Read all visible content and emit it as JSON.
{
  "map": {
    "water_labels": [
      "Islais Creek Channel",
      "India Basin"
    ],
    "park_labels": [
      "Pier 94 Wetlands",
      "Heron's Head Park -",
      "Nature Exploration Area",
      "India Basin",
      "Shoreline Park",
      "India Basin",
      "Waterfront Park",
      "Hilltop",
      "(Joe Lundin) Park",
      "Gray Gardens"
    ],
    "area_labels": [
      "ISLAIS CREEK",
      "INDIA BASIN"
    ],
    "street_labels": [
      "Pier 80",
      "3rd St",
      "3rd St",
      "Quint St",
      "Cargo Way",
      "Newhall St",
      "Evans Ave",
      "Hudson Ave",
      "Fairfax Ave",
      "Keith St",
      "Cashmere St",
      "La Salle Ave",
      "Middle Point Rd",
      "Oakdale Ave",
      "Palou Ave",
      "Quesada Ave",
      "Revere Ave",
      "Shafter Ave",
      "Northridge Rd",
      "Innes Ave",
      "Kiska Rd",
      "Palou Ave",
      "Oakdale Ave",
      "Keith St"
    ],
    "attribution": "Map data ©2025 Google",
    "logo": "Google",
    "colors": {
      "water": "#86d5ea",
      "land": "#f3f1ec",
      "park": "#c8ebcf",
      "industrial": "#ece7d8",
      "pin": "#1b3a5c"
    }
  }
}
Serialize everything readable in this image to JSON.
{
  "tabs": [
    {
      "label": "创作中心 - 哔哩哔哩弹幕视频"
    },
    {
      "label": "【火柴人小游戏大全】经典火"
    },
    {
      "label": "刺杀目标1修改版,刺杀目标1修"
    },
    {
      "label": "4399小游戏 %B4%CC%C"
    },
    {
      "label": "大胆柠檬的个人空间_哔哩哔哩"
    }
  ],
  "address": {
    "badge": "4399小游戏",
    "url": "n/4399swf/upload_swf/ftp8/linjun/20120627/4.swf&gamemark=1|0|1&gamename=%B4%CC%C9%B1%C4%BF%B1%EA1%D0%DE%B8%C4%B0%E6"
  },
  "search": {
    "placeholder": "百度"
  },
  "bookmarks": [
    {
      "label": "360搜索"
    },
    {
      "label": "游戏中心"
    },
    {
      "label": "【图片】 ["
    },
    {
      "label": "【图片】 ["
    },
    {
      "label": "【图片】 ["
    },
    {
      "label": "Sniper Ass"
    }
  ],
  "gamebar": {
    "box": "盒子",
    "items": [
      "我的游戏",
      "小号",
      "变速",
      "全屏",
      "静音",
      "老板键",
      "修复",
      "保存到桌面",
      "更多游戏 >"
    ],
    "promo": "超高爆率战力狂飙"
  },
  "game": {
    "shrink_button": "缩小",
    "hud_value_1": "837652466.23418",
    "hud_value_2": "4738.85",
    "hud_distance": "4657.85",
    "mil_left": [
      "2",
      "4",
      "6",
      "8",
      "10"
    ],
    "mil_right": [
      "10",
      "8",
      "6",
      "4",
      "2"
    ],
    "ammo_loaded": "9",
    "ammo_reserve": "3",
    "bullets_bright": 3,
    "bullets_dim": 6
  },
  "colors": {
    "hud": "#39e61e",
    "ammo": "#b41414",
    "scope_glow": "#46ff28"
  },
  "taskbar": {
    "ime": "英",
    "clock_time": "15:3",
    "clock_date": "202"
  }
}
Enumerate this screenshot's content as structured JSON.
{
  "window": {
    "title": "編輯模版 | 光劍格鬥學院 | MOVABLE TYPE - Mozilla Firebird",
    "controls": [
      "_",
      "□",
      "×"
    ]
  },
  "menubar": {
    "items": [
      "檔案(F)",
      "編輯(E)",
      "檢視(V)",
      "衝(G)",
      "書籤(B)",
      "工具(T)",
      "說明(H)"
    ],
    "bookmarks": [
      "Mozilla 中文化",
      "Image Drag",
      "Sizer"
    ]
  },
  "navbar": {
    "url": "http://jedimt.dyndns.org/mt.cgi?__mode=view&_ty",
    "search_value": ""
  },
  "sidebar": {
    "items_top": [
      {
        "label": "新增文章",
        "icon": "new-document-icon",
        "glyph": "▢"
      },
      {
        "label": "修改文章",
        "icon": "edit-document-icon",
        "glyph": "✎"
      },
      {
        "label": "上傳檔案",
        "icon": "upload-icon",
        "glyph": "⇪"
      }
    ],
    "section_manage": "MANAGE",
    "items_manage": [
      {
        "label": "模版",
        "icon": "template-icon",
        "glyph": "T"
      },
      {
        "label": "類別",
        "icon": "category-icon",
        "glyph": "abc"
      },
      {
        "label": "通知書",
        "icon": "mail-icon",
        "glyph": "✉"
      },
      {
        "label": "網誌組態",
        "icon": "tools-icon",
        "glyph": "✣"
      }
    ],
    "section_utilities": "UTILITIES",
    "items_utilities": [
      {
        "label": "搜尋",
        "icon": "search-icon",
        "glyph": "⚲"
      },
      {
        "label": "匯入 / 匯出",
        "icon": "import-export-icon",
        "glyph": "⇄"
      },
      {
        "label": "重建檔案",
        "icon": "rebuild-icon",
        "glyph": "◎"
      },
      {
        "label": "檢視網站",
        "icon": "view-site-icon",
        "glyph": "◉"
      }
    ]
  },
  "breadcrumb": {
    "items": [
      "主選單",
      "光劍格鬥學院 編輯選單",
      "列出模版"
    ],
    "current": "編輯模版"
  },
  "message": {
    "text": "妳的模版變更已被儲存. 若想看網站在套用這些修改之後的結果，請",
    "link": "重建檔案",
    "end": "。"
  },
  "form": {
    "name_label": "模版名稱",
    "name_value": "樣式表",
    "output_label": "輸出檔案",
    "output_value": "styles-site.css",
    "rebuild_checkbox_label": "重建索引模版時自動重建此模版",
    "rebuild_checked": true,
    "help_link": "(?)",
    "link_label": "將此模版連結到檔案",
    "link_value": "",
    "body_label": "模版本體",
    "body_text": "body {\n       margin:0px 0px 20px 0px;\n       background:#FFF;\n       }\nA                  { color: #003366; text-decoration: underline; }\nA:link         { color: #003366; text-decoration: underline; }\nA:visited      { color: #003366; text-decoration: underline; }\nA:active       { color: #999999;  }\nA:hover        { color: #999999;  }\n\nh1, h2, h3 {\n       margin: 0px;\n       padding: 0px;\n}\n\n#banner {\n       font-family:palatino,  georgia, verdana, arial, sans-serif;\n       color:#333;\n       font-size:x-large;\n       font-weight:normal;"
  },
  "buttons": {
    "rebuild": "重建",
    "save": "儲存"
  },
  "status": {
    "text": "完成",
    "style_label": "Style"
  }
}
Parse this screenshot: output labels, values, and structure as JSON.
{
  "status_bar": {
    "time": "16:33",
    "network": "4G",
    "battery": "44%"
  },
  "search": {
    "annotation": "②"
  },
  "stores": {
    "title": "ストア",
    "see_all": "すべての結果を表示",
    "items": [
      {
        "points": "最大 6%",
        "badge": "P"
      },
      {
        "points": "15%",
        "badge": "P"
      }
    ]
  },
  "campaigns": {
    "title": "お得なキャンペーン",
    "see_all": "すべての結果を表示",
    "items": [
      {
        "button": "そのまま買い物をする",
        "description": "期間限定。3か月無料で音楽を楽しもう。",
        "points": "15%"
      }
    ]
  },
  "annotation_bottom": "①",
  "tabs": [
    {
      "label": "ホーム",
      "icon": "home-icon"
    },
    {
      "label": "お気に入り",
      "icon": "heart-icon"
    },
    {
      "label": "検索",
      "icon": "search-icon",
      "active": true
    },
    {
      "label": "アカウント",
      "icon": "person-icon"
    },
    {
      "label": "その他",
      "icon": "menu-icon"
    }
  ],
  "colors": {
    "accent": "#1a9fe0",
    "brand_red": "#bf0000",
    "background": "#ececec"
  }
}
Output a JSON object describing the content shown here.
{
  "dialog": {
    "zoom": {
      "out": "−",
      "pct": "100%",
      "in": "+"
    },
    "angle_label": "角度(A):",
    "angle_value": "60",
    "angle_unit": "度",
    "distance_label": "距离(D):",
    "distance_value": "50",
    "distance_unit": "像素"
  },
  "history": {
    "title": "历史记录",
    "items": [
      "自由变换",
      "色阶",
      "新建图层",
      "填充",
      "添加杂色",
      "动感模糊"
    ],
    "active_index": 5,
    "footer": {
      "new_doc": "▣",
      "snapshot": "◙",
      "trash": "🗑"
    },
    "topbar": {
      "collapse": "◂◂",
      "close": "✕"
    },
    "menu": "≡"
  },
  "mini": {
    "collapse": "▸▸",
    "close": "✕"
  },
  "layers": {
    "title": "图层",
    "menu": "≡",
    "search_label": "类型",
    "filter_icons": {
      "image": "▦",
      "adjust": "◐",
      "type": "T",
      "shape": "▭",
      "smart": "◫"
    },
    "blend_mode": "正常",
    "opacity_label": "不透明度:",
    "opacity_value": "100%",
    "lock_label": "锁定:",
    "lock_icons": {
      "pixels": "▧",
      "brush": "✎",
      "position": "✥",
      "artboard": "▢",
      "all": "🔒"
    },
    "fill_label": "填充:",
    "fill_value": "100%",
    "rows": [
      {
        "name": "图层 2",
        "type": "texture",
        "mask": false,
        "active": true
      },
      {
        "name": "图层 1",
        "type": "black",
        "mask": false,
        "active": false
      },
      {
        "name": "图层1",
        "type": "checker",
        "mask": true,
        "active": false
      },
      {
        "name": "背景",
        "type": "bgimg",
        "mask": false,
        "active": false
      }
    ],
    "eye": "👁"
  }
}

STATED TASK: Gather all lines where the word "JSON" appears.

FINISHED ANSWER:
Read all visible content and emit it as JSON.
Serialize everything readable in this image to JSON.
Enumerate this screenshot's content as structured JSON.
Parse this screenshot: output labels, values, and structure as JSON.
Output a JSON object describing the content shown here.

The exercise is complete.